Collected data entries
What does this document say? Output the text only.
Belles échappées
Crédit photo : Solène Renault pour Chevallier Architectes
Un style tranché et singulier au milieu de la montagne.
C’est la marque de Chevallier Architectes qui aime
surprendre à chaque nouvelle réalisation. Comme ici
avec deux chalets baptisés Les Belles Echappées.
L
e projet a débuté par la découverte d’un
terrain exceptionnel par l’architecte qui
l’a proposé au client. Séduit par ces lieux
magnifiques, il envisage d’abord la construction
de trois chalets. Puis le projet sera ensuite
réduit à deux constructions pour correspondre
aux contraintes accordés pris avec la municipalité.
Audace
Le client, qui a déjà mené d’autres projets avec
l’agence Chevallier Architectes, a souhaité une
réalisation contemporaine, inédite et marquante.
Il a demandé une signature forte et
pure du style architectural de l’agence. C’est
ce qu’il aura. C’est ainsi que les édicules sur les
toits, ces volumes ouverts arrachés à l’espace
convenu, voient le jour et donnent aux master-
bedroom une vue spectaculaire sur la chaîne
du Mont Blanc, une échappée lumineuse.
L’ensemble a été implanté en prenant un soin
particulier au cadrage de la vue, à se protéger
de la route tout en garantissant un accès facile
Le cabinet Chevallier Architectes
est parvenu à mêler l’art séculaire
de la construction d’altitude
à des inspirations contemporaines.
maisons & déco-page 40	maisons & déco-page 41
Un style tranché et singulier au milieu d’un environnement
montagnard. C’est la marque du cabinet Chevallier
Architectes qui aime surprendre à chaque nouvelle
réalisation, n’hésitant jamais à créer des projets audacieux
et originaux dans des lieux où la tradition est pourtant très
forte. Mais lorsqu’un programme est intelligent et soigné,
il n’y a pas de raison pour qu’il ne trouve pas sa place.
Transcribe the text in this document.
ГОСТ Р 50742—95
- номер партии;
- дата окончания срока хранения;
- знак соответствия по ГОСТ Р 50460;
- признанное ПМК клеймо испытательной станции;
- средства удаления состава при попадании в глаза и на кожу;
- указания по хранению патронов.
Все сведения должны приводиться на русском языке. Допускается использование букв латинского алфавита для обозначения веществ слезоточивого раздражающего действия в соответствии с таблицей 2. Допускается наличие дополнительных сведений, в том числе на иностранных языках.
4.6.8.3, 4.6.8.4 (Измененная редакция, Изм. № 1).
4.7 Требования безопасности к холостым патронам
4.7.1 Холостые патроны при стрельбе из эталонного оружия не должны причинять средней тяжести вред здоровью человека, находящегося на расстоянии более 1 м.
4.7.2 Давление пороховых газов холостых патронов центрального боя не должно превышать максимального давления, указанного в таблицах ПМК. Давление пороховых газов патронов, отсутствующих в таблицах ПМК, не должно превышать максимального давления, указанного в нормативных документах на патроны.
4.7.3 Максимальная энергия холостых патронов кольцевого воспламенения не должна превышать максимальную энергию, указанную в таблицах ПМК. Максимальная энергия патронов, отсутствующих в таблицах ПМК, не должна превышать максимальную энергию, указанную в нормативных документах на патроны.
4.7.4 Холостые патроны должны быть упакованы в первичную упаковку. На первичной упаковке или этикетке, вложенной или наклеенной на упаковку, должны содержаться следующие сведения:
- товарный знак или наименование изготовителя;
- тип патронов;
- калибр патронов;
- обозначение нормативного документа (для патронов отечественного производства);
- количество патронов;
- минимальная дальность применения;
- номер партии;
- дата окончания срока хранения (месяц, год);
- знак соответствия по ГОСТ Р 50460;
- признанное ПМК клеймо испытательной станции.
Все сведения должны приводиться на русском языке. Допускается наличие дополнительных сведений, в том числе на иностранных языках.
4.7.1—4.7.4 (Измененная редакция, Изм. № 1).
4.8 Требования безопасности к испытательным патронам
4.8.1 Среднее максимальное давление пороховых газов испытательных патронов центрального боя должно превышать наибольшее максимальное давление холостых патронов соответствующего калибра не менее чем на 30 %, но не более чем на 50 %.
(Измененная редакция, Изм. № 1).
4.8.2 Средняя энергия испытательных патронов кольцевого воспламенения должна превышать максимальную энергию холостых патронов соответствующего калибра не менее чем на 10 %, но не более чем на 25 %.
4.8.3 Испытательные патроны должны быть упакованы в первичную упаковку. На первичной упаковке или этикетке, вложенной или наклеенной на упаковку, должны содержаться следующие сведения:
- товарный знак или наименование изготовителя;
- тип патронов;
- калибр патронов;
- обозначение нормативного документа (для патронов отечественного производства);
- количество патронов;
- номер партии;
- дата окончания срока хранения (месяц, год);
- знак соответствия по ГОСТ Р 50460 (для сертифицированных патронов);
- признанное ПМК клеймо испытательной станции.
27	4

WHAT NEEDS TO BE DONE: Locate all lines in the listing above with the word "упаковку". Copy them.

ANSWER FOR THIS EXERCISE:
4.7.4 Холостые патроны должны быть упакованы в первичную упаковку. На первичной упаковке или этикетке, вложенной или наклеенной на упаковку, должны содержаться следующие сведения:
4.8.3 Испытательные патроны должны быть упакованы в первичную упаковку. На первичной упаковке или этикетке, вложенной или наклеенной на упаковку, должны содержаться следующие сведения:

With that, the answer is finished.